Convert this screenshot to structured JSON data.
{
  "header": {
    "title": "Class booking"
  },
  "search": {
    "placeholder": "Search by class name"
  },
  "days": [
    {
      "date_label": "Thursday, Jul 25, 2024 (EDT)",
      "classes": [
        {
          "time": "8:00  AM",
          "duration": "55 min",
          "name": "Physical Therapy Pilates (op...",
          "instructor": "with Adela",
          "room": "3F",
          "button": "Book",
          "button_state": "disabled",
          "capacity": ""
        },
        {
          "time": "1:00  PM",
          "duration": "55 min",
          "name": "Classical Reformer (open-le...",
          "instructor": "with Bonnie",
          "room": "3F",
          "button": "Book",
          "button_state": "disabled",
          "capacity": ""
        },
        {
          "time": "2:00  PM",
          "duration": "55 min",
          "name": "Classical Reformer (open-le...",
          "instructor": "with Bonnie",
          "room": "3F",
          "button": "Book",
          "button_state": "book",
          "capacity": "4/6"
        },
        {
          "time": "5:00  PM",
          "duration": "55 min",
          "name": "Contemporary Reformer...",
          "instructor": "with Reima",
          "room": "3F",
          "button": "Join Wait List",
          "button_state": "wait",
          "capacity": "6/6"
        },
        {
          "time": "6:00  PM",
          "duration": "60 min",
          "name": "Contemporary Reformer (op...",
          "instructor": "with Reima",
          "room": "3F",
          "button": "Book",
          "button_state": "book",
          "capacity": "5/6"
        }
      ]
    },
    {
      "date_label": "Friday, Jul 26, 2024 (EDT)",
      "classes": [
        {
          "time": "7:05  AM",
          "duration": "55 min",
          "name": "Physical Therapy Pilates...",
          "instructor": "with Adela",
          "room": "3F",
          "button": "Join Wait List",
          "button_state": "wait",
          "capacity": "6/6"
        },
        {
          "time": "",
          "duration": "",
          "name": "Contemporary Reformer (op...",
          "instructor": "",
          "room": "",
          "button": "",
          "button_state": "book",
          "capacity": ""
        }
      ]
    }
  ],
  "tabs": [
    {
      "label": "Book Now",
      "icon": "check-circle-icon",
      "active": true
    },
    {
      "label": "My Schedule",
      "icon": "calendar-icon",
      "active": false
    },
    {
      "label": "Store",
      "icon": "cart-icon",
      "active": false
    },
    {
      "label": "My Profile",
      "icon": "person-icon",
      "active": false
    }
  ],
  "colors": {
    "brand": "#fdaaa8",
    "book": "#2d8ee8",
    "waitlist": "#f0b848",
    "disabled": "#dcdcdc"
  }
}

----------

Every line above needs to be retyped exactly.

### Result below
Convert this screenshot to structured JSON data.
{
  "header": {
    "title": "Class booking"
  },
  "search": {
    "placeholder": "Search by class name"
  },
  "days": [
    {
      "date_label": "Thursday, Jul 25, 2024 (EDT)",
      "classes": [
        {
          "time": "8:00  AM",
          "duration": "55 min",
          "name": "Physical Therapy Pilates (op...",
          "instructor": "with Adela",
          "room": "3F",
          "button": "Book",
          "button_state": "disabled",
          "capacity": ""
        },
        {
          "time": "1:00  PM",
          "duration": "55 min",
          "name": "Classical Reformer (open-le...",
          "instructor": "with Bonnie",
          "room": "3F",
          "button": "Book",
          "button_state": "disabled",
          "capacity": ""
        },
        {
          "time": "2:00  PM",
          "duration": "55 min",
          "name": "Classical Reformer (open-le...",
          "instructor": "with Bonnie",
          "room": "3F",
          "button": "Book",
          "button_state": "book",
          "capacity": "4/6"
        },
        {
          "time": "5:00  PM",
          "duration": "55 min",
          "name": "Contemporary Reformer...",
          "instructor": "with Reima",
          "room": "3F",
          "button": "Join Wait List",
          "button_state": "wait",
          "capacity": "6/6"
        },
        {
          "time": "6:00  PM",
          "duration": "60 min",
          "name": "Contemporary Reformer (op...",
          "instructor": "with Reima",
          "room": "3F",
          "button": "Book",
          "button_state": "book",
          "capacity": "5/6"
        }
      ]
    },
    {
      "date_label": "Friday, Jul 26, 2024 (EDT)",
      "classes": [
        {
          "time": "7:05  AM",
          "duration": "55 min",
          "name": "Physical Therapy Pilates...",
          "instructor": "with Adela",
          "room": "3F",
          "button": "Join Wait List",
          "button_state": "wait",
          "capacity": "6/6"
        },
        {
          "time": "",
          "duration": "",
          "name": "Contemporary Reformer (op...",
          "instructor": "",
          "room": "",
          "button": "",
          "button_state": "book",
          "capacity": ""
        }
      ]
    }
  ],
  "tabs": [
    {
      "label": "Book Now",
      "icon": "check-circle-icon",
      "active": true
    },
    {
      "label": "My Schedule",
      "icon": "calendar-icon",
      "active": false
    },
    {
      "label": "Store",
      "icon": "cart-icon",
      "active": false
    },
    {
      "label": "My Profile",
      "icon": "person-icon",
      "active": false
    }
  ],
  "colors": {
    "brand": "#fdaaa8",
    "book": "#2d8ee8",
    "waitlist": "#f0b848",
    "disabled": "#dcdcdc"
  }
}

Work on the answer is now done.